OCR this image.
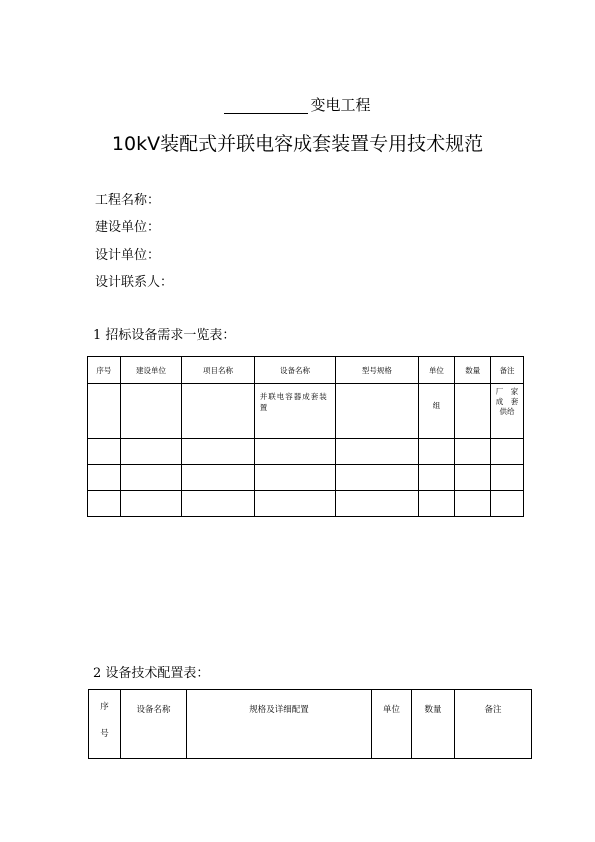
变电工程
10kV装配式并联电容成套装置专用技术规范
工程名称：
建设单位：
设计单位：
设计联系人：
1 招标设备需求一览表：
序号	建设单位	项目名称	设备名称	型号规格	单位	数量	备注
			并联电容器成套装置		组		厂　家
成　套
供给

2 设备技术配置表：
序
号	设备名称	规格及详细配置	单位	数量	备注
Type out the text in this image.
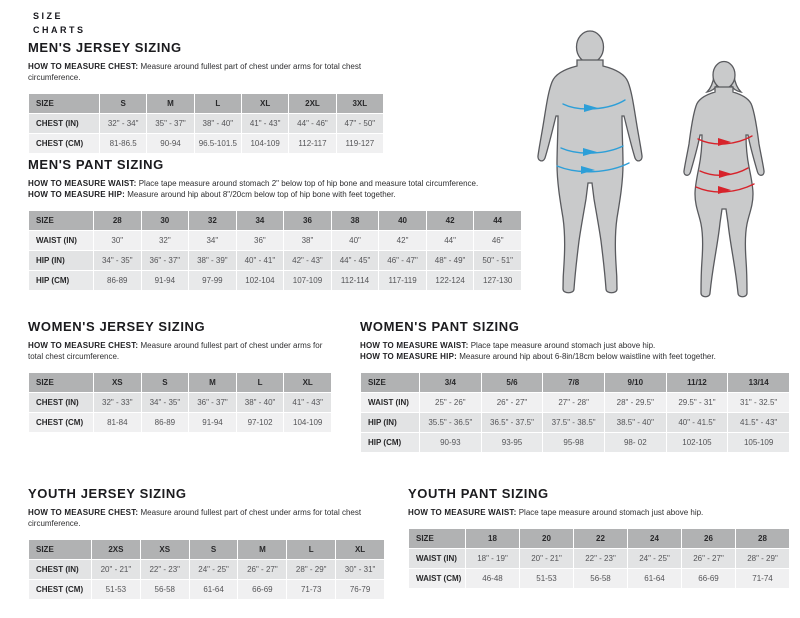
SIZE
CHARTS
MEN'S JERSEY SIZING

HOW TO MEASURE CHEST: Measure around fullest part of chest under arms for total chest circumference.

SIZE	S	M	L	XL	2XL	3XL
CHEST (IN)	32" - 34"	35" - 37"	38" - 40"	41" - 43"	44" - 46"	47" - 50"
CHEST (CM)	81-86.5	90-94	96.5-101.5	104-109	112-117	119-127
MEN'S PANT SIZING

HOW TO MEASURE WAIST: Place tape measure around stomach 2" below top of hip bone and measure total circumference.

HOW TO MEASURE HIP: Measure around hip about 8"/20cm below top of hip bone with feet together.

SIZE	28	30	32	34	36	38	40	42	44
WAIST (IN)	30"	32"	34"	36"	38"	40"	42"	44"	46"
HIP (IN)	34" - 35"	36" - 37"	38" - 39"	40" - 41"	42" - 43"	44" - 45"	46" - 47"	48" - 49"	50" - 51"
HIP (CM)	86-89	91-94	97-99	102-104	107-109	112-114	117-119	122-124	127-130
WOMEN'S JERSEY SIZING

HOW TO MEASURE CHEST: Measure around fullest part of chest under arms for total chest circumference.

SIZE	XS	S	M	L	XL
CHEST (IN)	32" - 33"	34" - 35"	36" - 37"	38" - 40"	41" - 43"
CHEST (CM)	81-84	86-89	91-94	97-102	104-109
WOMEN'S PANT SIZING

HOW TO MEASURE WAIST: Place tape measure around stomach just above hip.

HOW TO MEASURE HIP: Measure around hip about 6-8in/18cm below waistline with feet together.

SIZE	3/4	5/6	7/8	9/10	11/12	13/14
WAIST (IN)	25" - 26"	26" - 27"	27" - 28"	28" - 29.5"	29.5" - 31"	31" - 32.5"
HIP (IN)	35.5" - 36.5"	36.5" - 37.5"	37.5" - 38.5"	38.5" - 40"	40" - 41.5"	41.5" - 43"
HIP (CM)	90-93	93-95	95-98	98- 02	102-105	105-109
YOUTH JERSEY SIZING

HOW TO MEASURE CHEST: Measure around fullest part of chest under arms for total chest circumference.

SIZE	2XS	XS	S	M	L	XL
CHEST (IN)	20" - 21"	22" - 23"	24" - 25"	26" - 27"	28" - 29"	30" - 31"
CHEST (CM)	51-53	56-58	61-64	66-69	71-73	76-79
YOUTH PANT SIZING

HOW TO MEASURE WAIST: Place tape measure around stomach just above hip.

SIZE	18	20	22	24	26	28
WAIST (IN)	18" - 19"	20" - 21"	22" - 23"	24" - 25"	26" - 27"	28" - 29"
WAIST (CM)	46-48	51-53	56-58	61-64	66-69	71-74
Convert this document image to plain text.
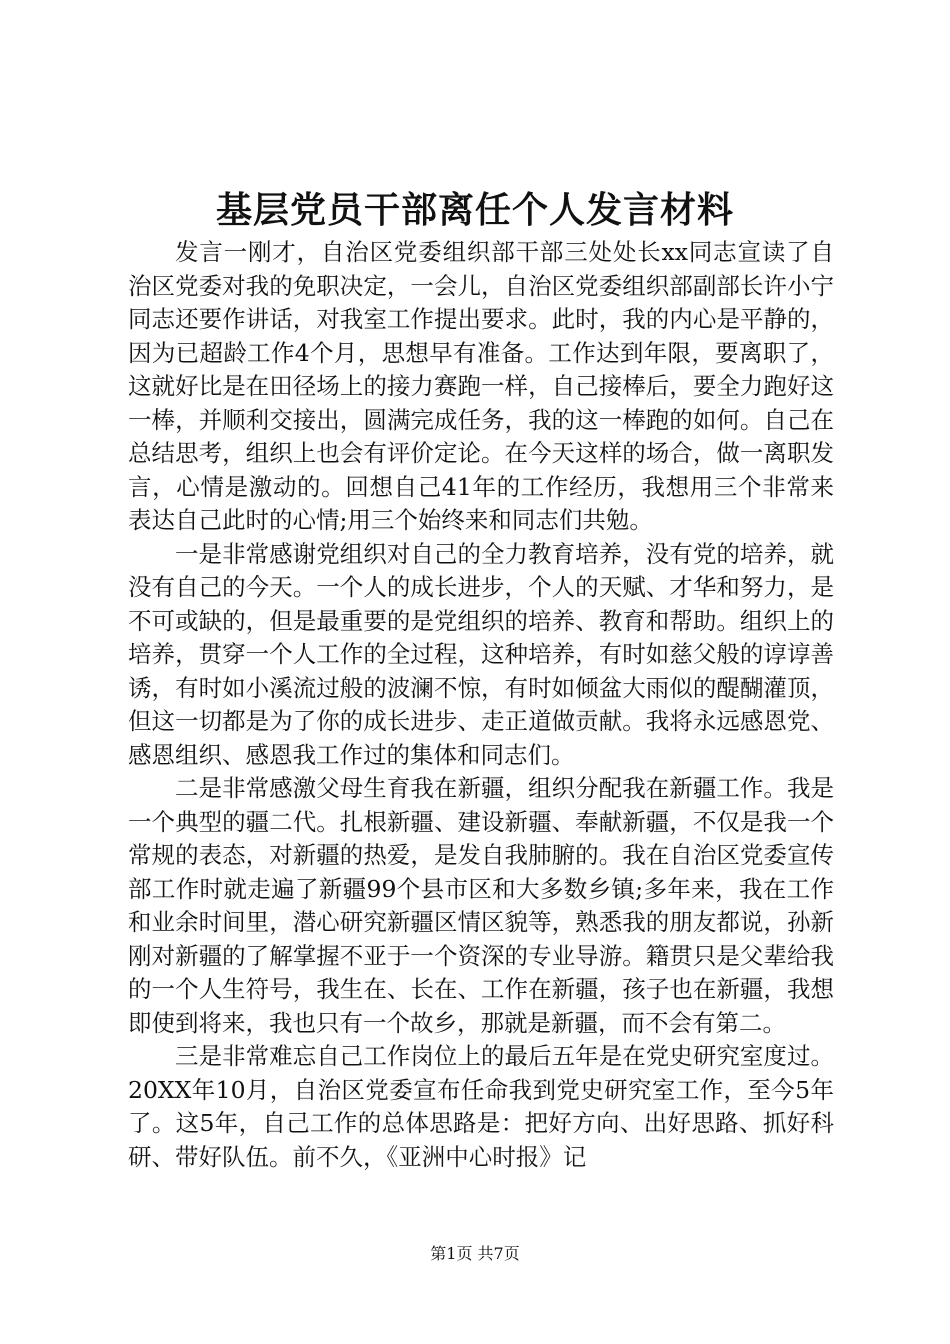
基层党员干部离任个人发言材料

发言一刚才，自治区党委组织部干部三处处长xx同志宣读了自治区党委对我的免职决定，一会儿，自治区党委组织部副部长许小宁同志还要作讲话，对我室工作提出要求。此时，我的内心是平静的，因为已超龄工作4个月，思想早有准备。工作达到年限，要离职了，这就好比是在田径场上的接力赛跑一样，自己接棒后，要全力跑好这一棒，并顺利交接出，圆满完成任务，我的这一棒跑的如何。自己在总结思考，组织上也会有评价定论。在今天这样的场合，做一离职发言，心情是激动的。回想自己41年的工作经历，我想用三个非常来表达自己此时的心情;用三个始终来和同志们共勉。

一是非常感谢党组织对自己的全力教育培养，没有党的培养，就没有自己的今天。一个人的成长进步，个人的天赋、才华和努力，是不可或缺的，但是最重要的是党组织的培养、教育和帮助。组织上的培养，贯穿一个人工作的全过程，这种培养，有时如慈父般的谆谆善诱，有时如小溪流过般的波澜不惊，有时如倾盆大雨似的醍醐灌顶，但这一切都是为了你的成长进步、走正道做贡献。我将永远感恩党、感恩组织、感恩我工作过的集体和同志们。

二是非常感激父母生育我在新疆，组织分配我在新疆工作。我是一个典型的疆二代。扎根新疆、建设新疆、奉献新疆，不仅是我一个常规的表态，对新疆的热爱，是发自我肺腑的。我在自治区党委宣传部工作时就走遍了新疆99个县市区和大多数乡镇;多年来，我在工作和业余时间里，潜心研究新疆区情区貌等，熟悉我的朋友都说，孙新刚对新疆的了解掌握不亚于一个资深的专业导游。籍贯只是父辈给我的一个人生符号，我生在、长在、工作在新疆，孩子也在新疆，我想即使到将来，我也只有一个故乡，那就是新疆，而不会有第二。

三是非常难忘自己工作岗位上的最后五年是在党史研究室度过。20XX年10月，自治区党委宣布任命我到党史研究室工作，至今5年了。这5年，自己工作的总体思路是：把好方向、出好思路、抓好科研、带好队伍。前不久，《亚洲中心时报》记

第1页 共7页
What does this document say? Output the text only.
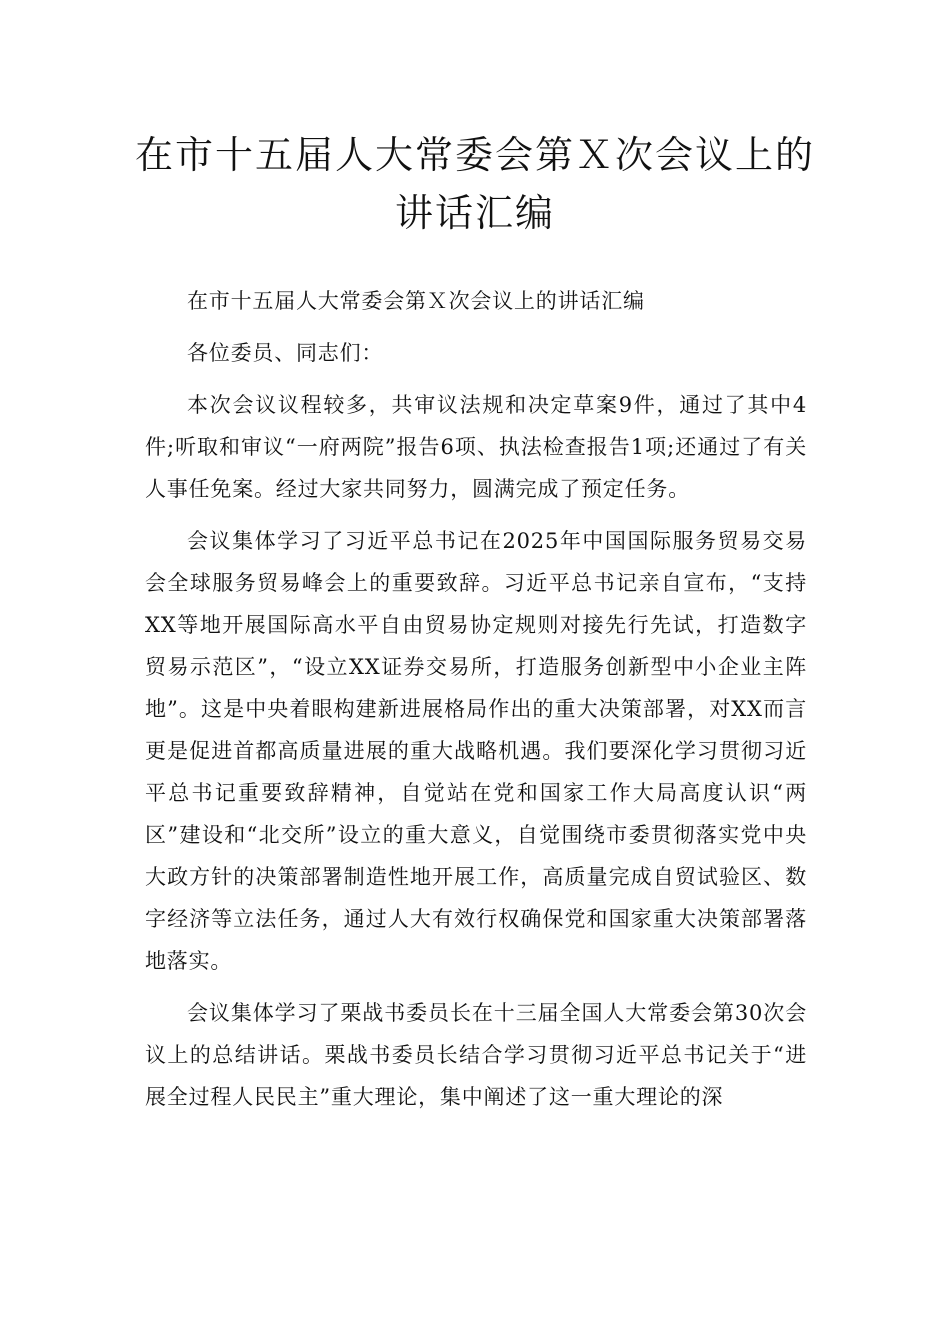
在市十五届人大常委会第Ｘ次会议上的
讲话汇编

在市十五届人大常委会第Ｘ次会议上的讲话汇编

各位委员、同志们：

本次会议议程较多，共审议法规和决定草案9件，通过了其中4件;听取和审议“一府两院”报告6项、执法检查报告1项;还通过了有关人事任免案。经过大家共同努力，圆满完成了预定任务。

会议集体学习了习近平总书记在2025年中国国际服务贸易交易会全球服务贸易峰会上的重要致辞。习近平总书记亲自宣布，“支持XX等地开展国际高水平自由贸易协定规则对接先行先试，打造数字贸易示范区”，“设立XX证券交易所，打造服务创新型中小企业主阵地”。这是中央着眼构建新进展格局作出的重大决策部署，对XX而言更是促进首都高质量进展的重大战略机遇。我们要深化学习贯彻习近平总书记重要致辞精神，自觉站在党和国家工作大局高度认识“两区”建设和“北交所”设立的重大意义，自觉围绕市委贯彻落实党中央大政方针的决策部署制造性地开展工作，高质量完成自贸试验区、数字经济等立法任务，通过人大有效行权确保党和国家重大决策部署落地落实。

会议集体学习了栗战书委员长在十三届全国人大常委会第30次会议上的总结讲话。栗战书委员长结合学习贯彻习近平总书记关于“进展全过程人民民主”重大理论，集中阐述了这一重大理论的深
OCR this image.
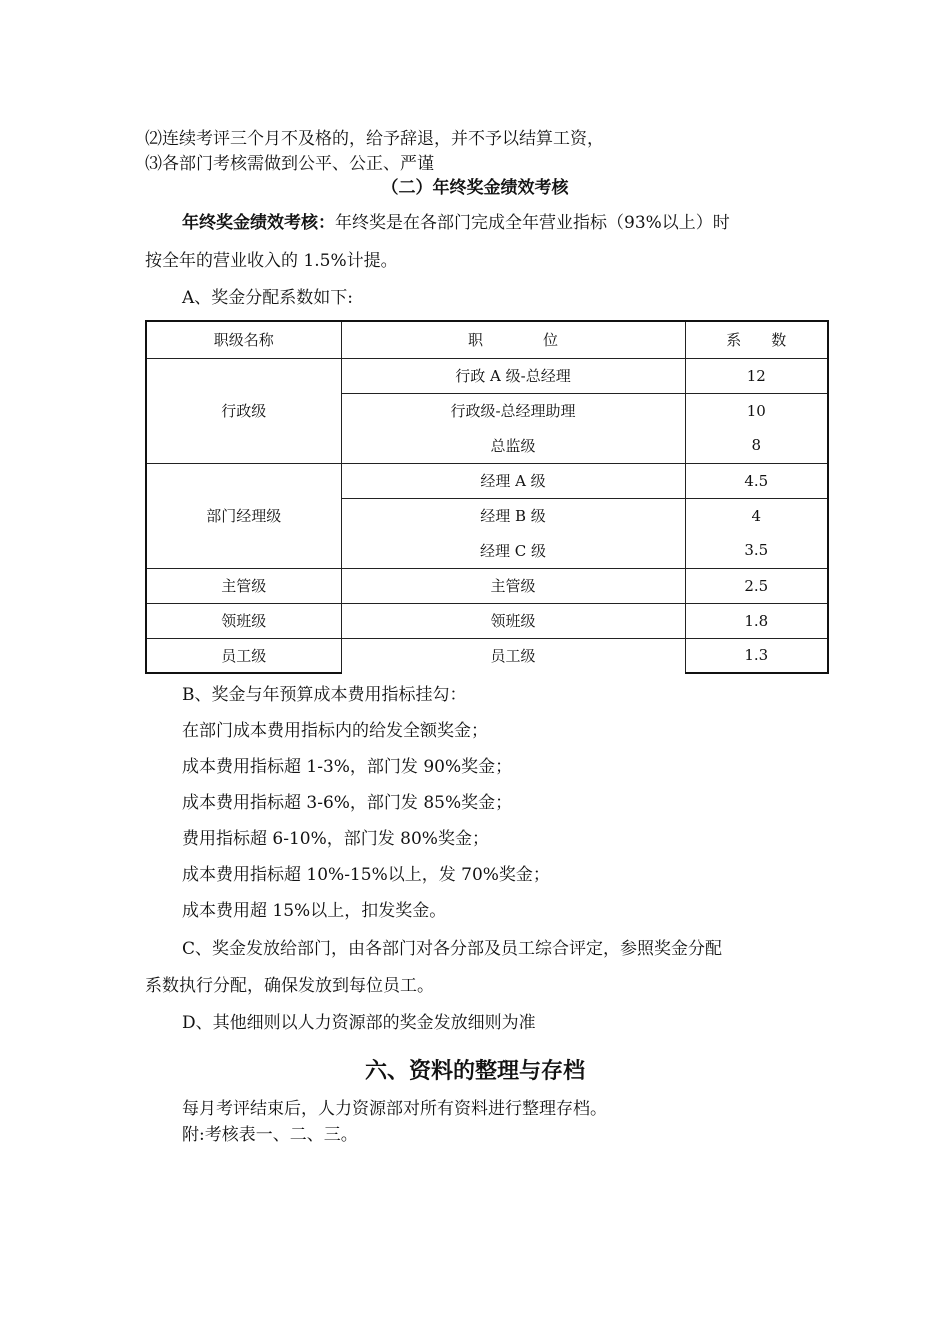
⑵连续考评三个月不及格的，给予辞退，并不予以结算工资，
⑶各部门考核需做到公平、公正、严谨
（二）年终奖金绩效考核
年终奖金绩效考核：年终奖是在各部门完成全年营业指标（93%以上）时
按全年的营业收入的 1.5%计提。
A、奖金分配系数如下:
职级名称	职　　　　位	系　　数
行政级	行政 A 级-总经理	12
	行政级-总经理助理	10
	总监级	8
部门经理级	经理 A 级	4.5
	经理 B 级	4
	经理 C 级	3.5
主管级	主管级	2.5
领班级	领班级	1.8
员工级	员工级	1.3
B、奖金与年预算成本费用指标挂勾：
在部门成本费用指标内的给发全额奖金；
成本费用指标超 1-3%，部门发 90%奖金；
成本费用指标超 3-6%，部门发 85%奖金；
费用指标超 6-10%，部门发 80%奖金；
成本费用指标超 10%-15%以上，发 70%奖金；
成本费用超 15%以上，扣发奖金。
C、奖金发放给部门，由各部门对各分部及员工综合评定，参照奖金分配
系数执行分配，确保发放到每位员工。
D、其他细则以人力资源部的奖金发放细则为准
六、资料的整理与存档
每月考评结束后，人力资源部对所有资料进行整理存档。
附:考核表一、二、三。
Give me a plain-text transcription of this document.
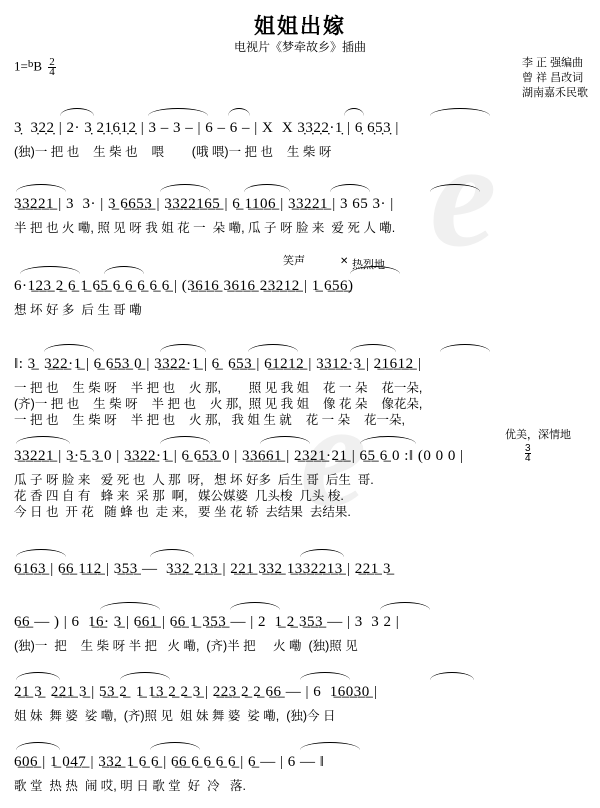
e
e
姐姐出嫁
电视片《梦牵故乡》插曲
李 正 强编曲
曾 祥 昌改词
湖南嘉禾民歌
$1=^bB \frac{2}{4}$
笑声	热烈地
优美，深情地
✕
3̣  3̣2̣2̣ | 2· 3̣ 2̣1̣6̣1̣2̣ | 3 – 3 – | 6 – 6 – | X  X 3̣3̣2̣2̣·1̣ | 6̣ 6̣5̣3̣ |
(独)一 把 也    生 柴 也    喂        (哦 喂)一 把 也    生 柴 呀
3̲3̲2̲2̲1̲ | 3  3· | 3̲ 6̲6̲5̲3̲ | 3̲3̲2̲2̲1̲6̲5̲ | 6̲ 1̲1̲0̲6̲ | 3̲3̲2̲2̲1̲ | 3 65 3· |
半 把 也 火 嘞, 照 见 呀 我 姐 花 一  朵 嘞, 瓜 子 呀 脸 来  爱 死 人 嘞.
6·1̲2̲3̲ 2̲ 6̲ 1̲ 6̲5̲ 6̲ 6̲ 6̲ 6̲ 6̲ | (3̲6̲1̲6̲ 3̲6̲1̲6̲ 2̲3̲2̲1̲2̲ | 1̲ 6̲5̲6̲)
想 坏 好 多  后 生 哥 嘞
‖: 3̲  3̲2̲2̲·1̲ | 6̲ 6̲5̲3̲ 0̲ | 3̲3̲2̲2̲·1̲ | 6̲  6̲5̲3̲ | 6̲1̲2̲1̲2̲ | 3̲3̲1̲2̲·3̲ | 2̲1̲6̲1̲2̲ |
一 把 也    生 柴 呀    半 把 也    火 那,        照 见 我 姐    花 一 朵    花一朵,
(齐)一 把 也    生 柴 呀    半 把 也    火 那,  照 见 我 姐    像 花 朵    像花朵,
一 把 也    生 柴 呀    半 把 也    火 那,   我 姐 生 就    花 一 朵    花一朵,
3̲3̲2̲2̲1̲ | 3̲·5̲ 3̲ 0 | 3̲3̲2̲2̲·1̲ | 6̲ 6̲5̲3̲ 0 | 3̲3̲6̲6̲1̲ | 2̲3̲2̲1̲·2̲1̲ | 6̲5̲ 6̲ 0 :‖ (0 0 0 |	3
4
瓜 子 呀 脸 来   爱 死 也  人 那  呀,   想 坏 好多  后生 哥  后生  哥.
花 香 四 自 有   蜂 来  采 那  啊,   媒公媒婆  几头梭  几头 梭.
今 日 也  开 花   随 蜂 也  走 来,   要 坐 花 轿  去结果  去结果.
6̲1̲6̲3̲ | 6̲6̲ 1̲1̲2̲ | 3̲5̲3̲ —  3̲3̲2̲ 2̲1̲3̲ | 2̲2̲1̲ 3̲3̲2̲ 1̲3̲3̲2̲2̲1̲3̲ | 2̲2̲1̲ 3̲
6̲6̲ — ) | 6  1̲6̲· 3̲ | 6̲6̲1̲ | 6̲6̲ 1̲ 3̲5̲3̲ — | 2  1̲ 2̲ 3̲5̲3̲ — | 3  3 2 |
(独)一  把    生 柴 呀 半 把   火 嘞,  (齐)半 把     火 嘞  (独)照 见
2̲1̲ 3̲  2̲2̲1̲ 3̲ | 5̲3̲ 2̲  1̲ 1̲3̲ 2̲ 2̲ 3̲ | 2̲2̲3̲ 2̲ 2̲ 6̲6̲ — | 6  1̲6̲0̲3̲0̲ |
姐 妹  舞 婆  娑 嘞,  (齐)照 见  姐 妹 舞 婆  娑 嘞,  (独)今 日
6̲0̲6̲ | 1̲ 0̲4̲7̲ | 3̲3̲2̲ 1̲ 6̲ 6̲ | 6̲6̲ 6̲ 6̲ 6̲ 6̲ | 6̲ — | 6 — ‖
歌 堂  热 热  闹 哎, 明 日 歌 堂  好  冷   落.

★ ★ ★

[WHAT IS BEING ASKED]: For each line of the listing that holds the word "SIZING", show that line.

[WRITTEN ANSWER]:
MEN'S JERSEY SIZING
MEN'S PANT SIZING
WOMEN'S JERSEY SIZING
WOMEN'S PANT SIZING
YOUTH JERSEY SIZING
YOUTH PANT SIZING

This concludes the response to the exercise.